▸ Written request:
Go through the records and extract every line with the word "toutes".

Dataset rows:

━━━━

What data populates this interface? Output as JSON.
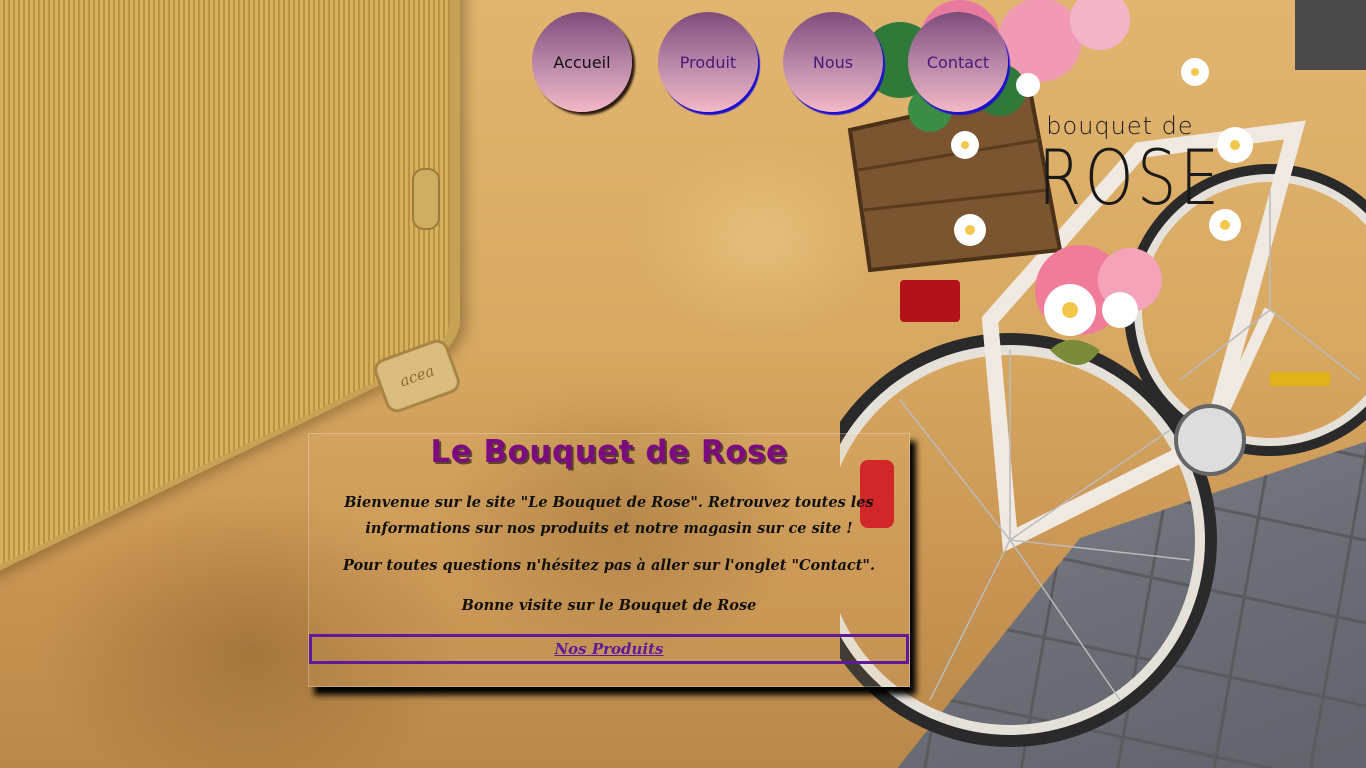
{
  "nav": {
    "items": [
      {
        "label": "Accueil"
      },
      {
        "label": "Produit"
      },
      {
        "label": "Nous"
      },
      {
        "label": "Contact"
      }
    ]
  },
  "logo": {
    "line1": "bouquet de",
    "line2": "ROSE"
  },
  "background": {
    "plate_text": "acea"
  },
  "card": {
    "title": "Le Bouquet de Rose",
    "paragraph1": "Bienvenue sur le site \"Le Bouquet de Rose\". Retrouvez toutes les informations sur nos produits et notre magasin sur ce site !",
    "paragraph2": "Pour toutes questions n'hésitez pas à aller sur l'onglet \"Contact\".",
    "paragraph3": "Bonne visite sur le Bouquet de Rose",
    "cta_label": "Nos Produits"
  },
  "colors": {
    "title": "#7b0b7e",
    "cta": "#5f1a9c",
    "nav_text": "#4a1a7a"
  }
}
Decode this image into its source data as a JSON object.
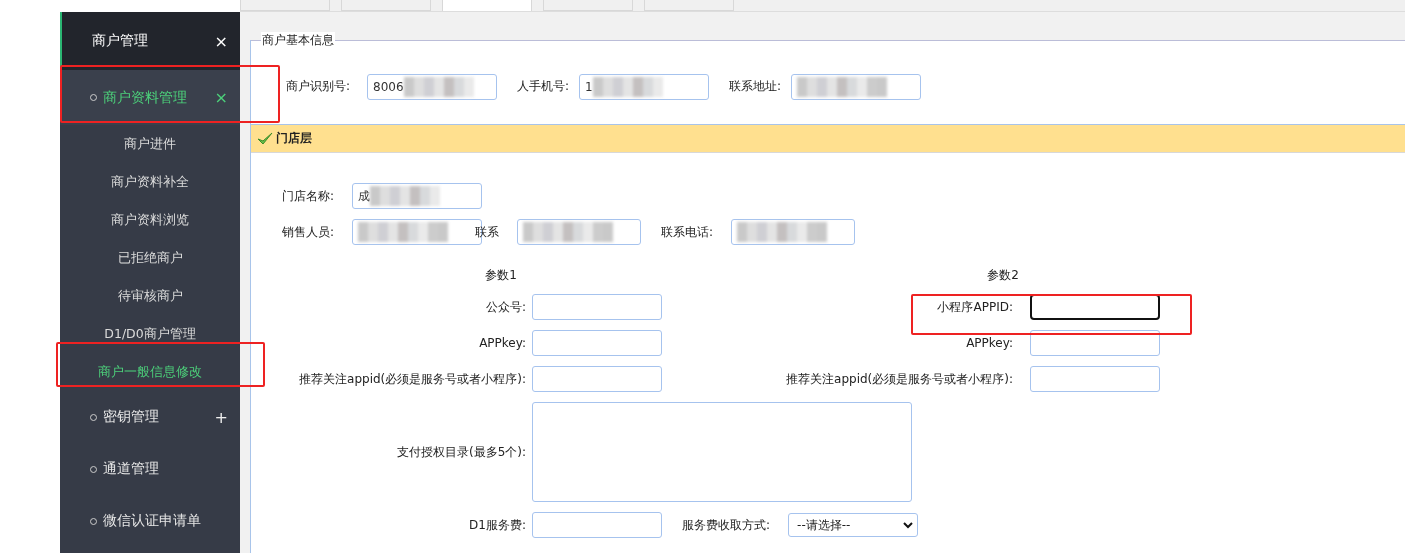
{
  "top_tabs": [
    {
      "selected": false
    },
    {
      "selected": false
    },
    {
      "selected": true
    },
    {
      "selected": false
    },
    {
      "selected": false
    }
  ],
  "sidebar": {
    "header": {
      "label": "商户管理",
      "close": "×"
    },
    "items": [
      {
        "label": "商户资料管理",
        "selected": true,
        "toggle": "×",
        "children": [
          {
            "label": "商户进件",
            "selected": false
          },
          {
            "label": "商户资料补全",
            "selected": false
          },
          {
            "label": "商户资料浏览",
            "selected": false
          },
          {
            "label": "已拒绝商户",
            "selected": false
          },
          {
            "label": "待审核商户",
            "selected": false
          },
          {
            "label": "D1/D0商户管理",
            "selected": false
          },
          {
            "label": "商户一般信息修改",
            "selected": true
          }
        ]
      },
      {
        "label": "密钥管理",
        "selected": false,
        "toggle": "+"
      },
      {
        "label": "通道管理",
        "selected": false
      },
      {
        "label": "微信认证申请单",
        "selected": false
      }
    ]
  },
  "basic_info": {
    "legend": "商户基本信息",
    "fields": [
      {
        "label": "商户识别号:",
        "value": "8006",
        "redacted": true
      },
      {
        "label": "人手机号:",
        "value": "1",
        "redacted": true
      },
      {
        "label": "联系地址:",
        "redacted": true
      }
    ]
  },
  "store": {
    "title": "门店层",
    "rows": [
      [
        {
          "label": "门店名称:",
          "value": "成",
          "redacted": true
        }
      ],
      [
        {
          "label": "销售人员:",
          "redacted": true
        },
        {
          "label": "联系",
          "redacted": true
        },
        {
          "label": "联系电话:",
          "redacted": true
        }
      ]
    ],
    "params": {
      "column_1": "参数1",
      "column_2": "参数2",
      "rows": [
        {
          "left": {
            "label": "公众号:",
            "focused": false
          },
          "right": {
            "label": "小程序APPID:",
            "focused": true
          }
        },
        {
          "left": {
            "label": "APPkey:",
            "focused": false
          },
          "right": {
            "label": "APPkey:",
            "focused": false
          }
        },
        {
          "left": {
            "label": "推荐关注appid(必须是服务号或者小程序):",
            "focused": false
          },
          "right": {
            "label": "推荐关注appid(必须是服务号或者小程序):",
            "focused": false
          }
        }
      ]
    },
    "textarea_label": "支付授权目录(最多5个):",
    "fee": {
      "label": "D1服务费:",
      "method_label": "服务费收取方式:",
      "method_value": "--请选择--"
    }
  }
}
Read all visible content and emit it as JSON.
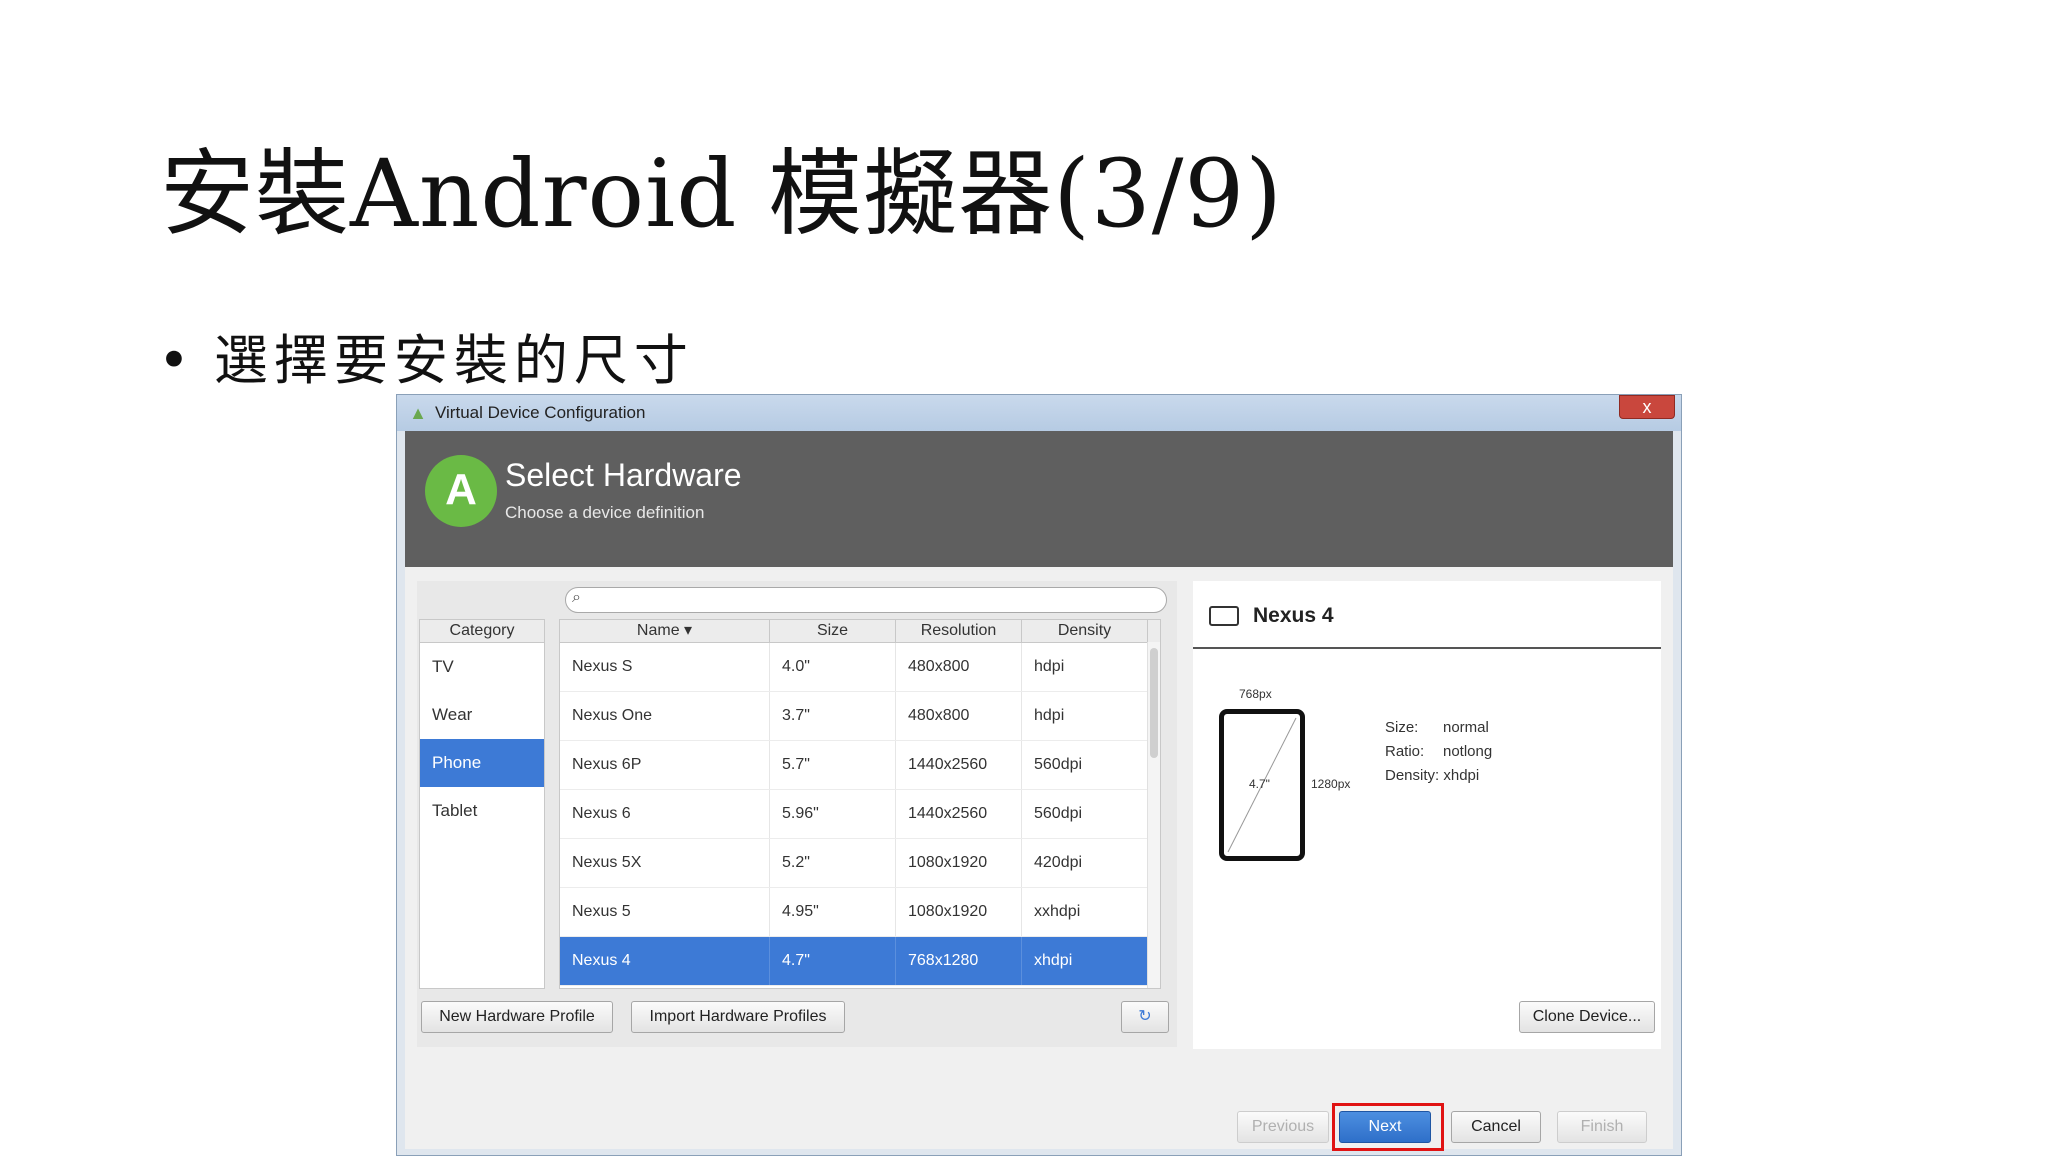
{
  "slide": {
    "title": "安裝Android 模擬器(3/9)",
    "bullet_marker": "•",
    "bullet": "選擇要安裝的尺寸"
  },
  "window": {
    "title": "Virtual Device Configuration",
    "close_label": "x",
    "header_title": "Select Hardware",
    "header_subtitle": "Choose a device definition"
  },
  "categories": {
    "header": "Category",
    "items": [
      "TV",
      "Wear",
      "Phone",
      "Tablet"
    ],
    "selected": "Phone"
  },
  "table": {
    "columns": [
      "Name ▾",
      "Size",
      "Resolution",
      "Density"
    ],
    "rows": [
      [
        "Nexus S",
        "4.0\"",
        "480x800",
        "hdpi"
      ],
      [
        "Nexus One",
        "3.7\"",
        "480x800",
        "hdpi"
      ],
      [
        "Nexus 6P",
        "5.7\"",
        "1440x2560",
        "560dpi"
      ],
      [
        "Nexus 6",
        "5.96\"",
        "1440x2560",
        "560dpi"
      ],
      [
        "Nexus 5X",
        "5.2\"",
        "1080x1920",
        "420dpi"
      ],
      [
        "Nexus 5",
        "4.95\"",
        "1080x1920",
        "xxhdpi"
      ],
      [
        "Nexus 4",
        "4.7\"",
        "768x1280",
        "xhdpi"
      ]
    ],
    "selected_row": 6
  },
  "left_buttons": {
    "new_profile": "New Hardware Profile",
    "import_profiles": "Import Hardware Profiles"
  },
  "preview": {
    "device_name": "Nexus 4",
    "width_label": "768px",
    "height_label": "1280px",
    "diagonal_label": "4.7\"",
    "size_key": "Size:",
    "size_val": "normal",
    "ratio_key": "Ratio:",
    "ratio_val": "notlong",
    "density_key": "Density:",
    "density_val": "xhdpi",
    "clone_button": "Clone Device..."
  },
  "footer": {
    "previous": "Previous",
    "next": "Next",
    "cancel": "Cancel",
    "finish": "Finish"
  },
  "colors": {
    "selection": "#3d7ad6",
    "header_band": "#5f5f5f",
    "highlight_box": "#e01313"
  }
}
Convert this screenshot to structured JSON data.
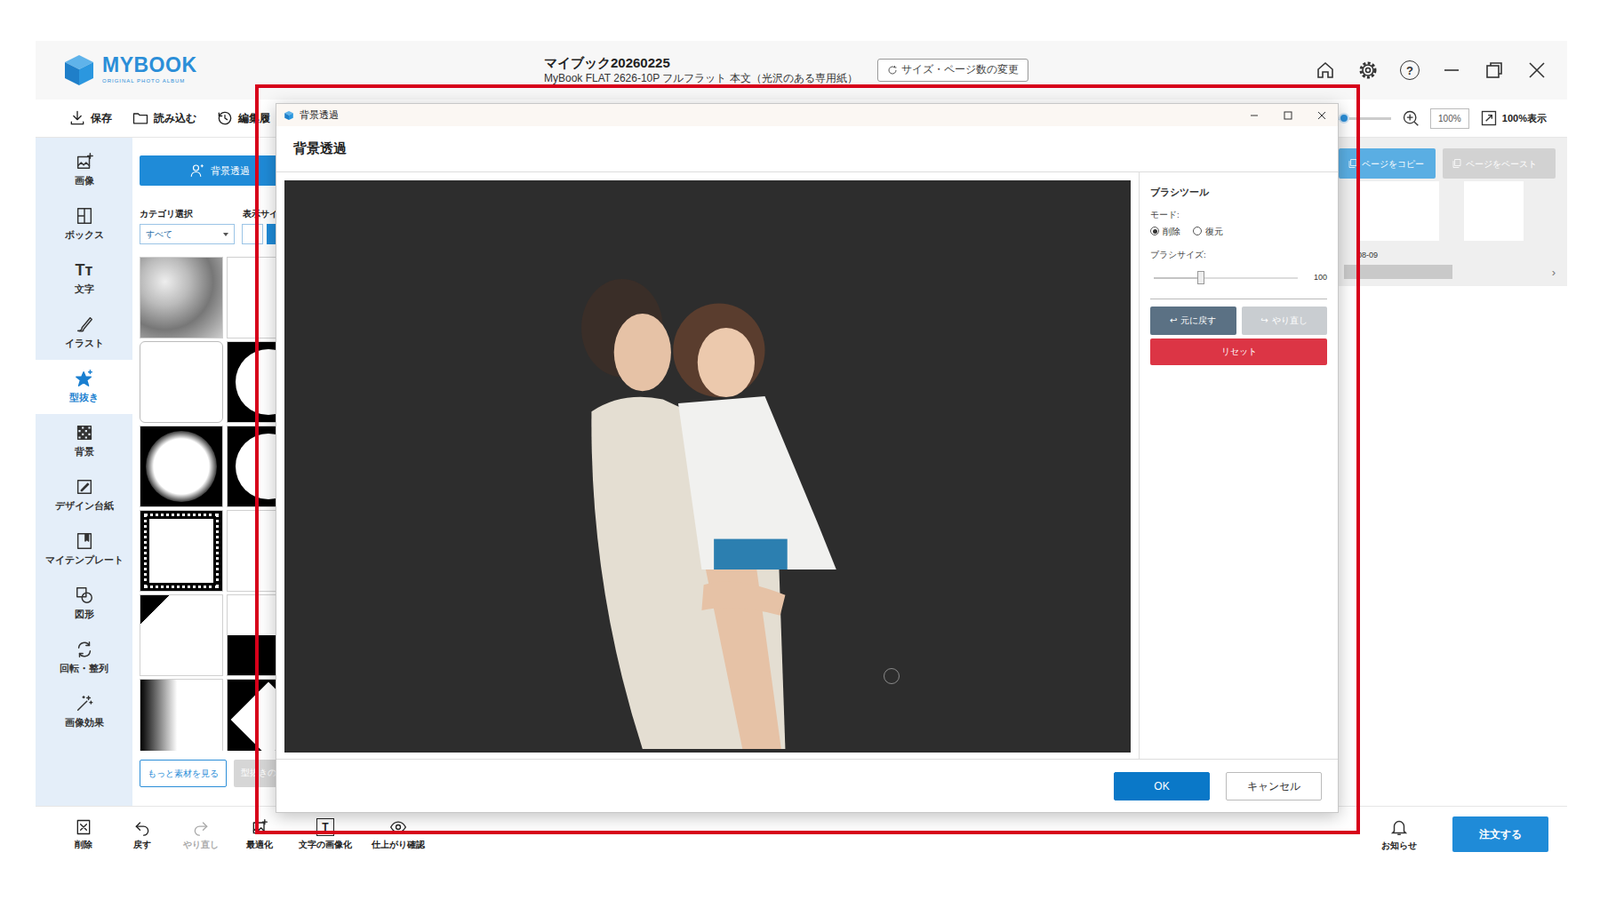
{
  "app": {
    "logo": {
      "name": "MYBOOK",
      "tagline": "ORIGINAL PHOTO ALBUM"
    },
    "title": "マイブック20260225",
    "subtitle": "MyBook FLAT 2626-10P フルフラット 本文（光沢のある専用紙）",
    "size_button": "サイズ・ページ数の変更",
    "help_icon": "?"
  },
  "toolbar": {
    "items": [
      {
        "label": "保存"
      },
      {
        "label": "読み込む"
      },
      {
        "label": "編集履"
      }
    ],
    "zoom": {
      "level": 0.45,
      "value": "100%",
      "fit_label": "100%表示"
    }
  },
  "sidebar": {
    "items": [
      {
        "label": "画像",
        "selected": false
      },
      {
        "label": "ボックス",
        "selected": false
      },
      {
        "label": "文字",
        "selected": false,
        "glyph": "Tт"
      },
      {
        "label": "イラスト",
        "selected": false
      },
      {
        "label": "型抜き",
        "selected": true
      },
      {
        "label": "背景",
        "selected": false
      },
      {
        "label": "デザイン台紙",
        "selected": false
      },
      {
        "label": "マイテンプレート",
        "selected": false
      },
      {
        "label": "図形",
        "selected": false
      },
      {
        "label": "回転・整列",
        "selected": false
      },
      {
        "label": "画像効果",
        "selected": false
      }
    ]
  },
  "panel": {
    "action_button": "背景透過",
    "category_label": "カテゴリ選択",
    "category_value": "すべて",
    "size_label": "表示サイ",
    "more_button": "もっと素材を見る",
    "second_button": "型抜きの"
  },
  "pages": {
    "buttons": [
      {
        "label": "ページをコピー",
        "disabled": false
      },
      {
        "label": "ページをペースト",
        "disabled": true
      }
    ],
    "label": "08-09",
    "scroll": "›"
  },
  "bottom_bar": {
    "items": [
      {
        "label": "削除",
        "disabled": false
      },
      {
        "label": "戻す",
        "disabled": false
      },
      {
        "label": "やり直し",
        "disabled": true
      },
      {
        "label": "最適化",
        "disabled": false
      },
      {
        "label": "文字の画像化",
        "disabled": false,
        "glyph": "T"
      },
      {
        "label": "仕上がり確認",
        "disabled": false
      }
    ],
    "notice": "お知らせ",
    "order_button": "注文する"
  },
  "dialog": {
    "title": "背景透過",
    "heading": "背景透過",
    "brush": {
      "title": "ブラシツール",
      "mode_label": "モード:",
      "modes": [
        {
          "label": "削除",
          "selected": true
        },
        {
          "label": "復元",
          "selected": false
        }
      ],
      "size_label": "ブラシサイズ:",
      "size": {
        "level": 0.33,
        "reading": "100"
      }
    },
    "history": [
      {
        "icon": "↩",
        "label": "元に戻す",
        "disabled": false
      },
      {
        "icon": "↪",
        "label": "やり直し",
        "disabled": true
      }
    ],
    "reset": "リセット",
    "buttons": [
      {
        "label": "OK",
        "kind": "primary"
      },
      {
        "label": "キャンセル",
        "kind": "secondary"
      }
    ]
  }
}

━━━━

▸ Response to the task:
    "paragraph1": "Bienvenue sur le site \"Le Bouquet de Rose\". Retrouvez toutes les informations sur nos produits et notre magasin sur ce site !",
    "paragraph2": "Pour toutes questions n'hésitez pas à aller sur l'onglet \"Contact\".",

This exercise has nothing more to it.